— Start of Exercise material —
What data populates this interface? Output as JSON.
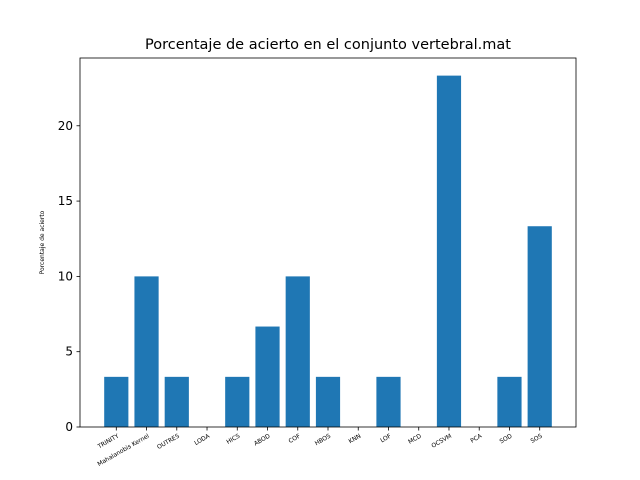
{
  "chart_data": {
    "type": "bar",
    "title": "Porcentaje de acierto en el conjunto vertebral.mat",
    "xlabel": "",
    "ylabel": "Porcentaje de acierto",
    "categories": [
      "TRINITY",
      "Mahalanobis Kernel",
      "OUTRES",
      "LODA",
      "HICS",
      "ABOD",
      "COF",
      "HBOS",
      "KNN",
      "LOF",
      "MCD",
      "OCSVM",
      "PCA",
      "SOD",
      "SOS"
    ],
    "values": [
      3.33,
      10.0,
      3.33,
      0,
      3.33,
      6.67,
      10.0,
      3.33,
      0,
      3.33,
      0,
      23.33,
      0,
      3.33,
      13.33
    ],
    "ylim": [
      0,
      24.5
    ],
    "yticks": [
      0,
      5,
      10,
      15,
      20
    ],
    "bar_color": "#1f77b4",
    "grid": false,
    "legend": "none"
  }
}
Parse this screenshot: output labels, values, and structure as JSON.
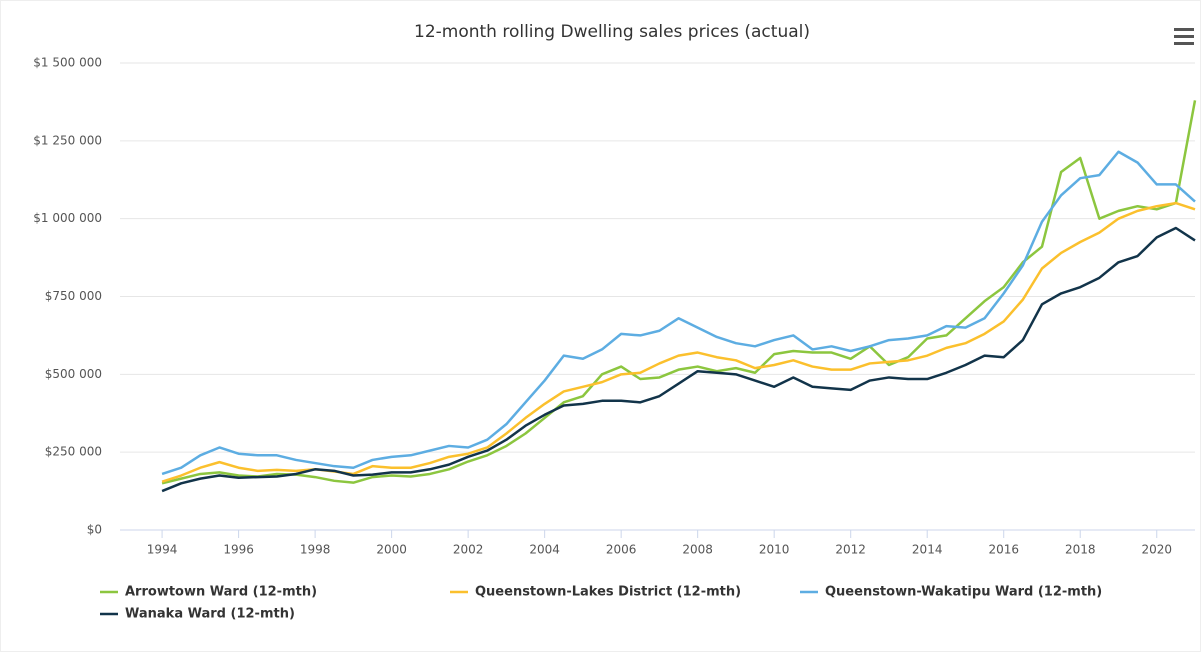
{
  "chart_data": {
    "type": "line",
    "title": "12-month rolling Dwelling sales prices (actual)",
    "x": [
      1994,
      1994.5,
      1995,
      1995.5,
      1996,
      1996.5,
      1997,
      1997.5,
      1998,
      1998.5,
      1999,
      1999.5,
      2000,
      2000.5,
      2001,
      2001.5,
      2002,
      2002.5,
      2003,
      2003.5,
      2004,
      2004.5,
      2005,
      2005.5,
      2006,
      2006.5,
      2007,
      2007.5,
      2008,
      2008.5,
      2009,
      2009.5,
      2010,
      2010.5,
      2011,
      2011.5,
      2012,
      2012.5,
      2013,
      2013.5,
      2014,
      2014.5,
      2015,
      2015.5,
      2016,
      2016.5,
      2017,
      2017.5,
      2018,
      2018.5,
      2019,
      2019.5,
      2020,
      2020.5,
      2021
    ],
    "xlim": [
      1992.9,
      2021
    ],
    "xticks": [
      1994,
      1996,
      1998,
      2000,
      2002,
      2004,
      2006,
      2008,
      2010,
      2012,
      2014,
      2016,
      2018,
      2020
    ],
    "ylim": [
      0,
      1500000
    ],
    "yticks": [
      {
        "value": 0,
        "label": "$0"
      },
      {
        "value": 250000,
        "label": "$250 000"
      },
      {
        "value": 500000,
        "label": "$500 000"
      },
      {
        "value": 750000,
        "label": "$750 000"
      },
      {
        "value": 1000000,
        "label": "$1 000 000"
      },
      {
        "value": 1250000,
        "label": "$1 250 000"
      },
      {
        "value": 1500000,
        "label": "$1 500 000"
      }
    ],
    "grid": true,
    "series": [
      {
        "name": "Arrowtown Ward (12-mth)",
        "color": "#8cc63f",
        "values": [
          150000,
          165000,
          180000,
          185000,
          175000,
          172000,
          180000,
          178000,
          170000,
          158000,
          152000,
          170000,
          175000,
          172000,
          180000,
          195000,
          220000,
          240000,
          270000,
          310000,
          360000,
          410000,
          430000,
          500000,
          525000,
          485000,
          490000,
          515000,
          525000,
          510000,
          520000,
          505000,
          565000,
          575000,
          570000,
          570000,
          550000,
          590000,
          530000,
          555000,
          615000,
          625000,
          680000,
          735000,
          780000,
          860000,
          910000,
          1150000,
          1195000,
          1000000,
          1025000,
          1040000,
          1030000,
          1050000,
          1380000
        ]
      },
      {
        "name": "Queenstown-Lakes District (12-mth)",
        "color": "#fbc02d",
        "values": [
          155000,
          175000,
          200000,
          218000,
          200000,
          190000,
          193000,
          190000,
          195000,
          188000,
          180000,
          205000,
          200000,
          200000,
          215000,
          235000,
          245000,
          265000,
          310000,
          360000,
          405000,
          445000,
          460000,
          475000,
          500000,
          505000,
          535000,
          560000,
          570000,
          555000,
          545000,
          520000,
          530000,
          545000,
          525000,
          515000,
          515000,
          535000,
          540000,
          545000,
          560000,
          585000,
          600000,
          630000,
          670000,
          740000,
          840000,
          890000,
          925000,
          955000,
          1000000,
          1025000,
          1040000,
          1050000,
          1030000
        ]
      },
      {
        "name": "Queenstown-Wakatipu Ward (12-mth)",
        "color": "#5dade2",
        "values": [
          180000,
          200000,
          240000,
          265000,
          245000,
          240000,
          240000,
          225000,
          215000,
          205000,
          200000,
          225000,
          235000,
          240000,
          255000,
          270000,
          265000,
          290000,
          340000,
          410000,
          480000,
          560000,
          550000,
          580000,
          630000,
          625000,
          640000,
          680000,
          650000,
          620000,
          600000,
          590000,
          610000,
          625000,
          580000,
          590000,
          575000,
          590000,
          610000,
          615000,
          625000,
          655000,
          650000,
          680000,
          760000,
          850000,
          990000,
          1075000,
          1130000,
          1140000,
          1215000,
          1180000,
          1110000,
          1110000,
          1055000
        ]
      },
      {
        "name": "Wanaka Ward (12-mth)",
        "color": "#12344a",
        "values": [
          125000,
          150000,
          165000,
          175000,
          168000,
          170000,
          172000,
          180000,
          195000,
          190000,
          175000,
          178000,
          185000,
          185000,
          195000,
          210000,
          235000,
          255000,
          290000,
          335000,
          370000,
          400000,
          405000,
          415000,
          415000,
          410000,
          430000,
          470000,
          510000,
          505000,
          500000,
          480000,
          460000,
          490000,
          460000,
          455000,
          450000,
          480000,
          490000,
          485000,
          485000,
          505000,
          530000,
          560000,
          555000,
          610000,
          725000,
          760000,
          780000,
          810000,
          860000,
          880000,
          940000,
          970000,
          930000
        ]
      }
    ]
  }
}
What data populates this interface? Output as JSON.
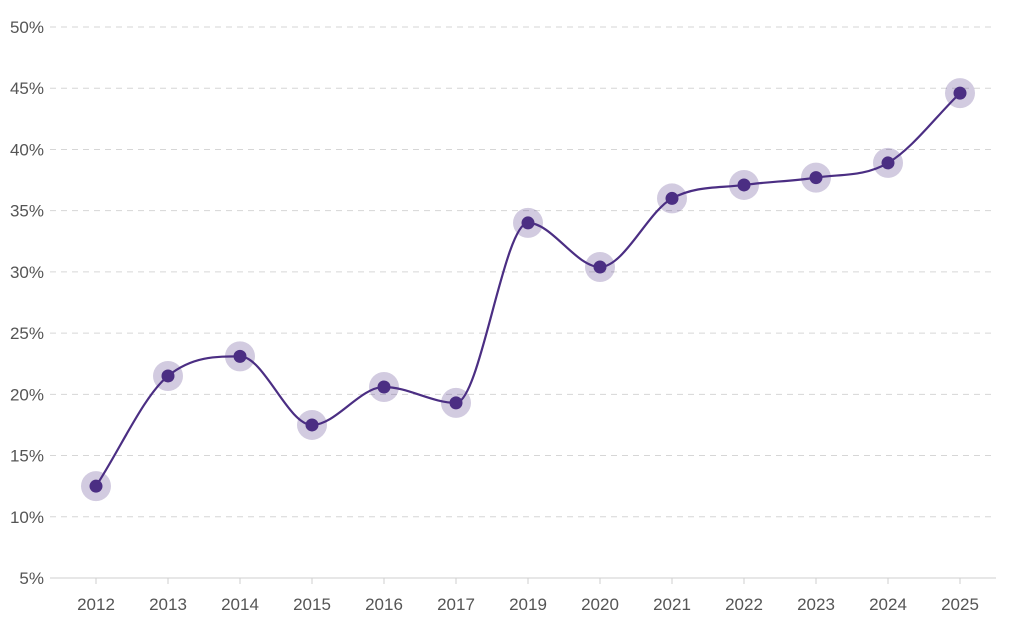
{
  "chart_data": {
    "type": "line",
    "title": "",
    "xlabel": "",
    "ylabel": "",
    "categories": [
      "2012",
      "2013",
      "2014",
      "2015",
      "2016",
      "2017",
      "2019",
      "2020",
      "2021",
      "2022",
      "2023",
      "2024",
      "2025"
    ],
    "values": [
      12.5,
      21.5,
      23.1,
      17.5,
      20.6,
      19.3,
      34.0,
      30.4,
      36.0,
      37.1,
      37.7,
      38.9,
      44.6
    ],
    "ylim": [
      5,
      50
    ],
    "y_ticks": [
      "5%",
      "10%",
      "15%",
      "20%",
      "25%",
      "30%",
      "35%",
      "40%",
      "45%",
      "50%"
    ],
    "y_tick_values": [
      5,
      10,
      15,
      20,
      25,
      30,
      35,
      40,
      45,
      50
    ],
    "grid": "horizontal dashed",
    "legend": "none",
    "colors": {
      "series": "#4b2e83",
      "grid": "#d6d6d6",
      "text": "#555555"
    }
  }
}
— End of Exercise material —
• Problem
Print all the records again exactly; do not include any picture.

• Complete answer
What data populates this interface? Output as JSON.
{
  "chart_data": {
    "type": "bar",
    "title": "Porcentaje de acierto en el conjunto vertebral.mat",
    "xlabel": "",
    "ylabel": "Porcentaje de acierto",
    "categories": [
      "TRINITY",
      "Mahalanobis Kernel",
      "OUTRES",
      "LODA",
      "HICS",
      "ABOD",
      "COF",
      "HBOS",
      "KNN",
      "LOF",
      "MCD",
      "OCSVM",
      "PCA",
      "SOD",
      "SOS"
    ],
    "values": [
      3.33,
      10.0,
      3.33,
      0,
      3.33,
      6.67,
      10.0,
      3.33,
      0,
      3.33,
      0,
      23.33,
      0,
      3.33,
      13.33
    ],
    "ylim": [
      0,
      24.5
    ],
    "yticks": [
      0,
      5,
      10,
      15,
      20
    ],
    "bar_color": "#1f77b4",
    "grid": false,
    "legend": "none"
  }
}
Parse this screenshot: output labels, values, and structure as JSON.
{
  "chart_data": {
    "type": "line",
    "title": "12-month rolling Dwelling sales prices (actual)",
    "x": [
      1994,
      1994.5,
      1995,
      1995.5,
      1996,
      1996.5,
      1997,
      1997.5,
      1998,
      1998.5,
      1999,
      1999.5,
      2000,
      2000.5,
      2001,
      2001.5,
      2002,
      2002.5,
      2003,
      2003.5,
      2004,
      2004.5,
      2005,
      2005.5,
      2006,
      2006.5,
      2007,
      2007.5,
      2008,
      2008.5,
      2009,
      2009.5,
      2010,
      2010.5,
      2011,
      2011.5,
      2012,
      2012.5,
      2013,
      2013.5,
      2014,
      2014.5,
      2015,
      2015.5,
      2016,
      2016.5,
      2017,
      2017.5,
      2018,
      2018.5,
      2019,
      2019.5,
      2020,
      2020.5,
      2021
    ],
    "xlim": [
      1992.9,
      2021
    ],
    "xticks": [
      1994,
      1996,
      1998,
      2000,
      2002,
      2004,
      2006,
      2008,
      2010,
      2012,
      2014,
      2016,
      2018,
      2020
    ],
    "ylim": [
      0,
      1500000
    ],
    "yticks": [
      {
        "value": 0,
        "label": "$0"
      },
      {
        "value": 250000,
        "label": "$250 000"
      },
      {
        "value": 500000,
        "label": "$500 000"
      },
      {
        "value": 750000,
        "label": "$750 000"
      },
      {
        "value": 1000000,
        "label": "$1 000 000"
      },
      {
        "value": 1250000,
        "label": "$1 250 000"
      },
      {
        "value": 1500000,
        "label": "$1 500 000"
      }
    ],
    "grid": true,
    "series": [
      {
        "name": "Arrowtown Ward (12-mth)",
        "color": "#8cc63f",
        "values": [
          150000,
          165000,
          180000,
          185000,
          175000,
          172000,
          180000,
          178000,
          170000,
          158000,
          152000,
          170000,
          175000,
          172000,
          180000,
          195000,
          220000,
          240000,
          270000,
          310000,
          360000,
          410000,
          430000,
          500000,
          525000,
          485000,
          490000,
          515000,
          525000,
          510000,
          520000,
          505000,
          565000,
          575000,
          570000,
          570000,
          550000,
          590000,
          530000,
          555000,
          615000,
          625000,
          680000,
          735000,
          780000,
          860000,
          910000,
          1150000,
          1195000,
          1000000,
          1025000,
          1040000,
          1030000,
          1050000,
          1380000
        ]
      },
      {
        "name": "Queenstown-Lakes District (12-mth)",
        "color": "#fbc02d",
        "values": [
          155000,
          175000,
          200000,
          218000,
          200000,
          190000,
          193000,
          190000,
          195000,
          188000,
          180000,
          205000,
          200000,
          200000,
          215000,
          235000,
          245000,
          265000,
          310000,
          360000,
          405000,
          445000,
          460000,
          475000,
          500000,
          505000,
          535000,
          560000,
          570000,
          555000,
          545000,
          520000,
          530000,
          545000,
          525000,
          515000,
          515000,
          535000,
          540000,
          545000,
          560000,
          585000,
          600000,
          630000,
          670000,
          740000,
          840000,
          890000,
          925000,
          955000,
          1000000,
          1025000,
          1040000,
          1050000,
          1030000
        ]
      },
      {
        "name": "Queenstown-Wakatipu Ward (12-mth)",
        "color": "#5dade2",
        "values": [
          180000,
          200000,
          240000,
          265000,
          245000,
          240000,
          240000,
          225000,
          215000,
          205000,
          200000,
          225000,
          235000,
          240000,
          255000,
          270000,
          265000,
          290000,
          340000,
          410000,
          480000,
          560000,
          550000,
          580000,
          630000,
          625000,
          640000,
          680000,
          650000,
          620000,
          600000,
          590000,
          610000,
          625000,
          580000,
          590000,
          575000,
          590000,
          610000,
          615000,
          625000,
          655000,
          650000,
          680000,
          760000,
          850000,
          990000,
          1075000,
          1130000,
          1140000,
          1215000,
          1180000,
          1110000,
          1110000,
          1055000
        ]
      },
      {
        "name": "Wanaka Ward (12-mth)",
        "color": "#12344a",
        "values": [
          125000,
          150000,
          165000,
          175000,
          168000,
          170000,
          172000,
          180000,
          195000,
          190000,
          175000,
          178000,
          185000,
          185000,
          195000,
          210000,
          235000,
          255000,
          290000,
          335000,
          370000,
          400000,
          405000,
          415000,
          415000,
          410000,
          430000,
          470000,
          510000,
          505000,
          500000,
          480000,
          460000,
          490000,
          460000,
          455000,
          450000,
          480000,
          490000,
          485000,
          485000,
          505000,
          530000,
          560000,
          555000,
          610000,
          725000,
          760000,
          780000,
          810000,
          860000,
          880000,
          940000,
          970000,
          930000
        ]
      }
    ]
  }
}
What data populates this interface? Output as JSON.
{
  "chart_data": {
    "type": "line",
    "title": "",
    "xlabel": "",
    "ylabel": "",
    "categories": [
      "2012",
      "2013",
      "2014",
      "2015",
      "2016",
      "2017",
      "2019",
      "2020",
      "2021",
      "2022",
      "2023",
      "2024",
      "2025"
    ],
    "values": [
      12.5,
      21.5,
      23.1,
      17.5,
      20.6,
      19.3,
      34.0,
      30.4,
      36.0,
      37.1,
      37.7,
      38.9,
      44.6
    ],
    "ylim": [
      5,
      50
    ],
    "y_ticks": [
      "5%",
      "10%",
      "15%",
      "20%",
      "25%",
      "30%",
      "35%",
      "40%",
      "45%",
      "50%"
    ],
    "y_tick_values": [
      5,
      10,
      15,
      20,
      25,
      30,
      35,
      40,
      45,
      50
    ],
    "grid": "horizontal dashed",
    "legend": "none",
    "colors": {
      "series": "#4b2e83",
      "grid": "#d6d6d6",
      "text": "#555555"
    }
  }
}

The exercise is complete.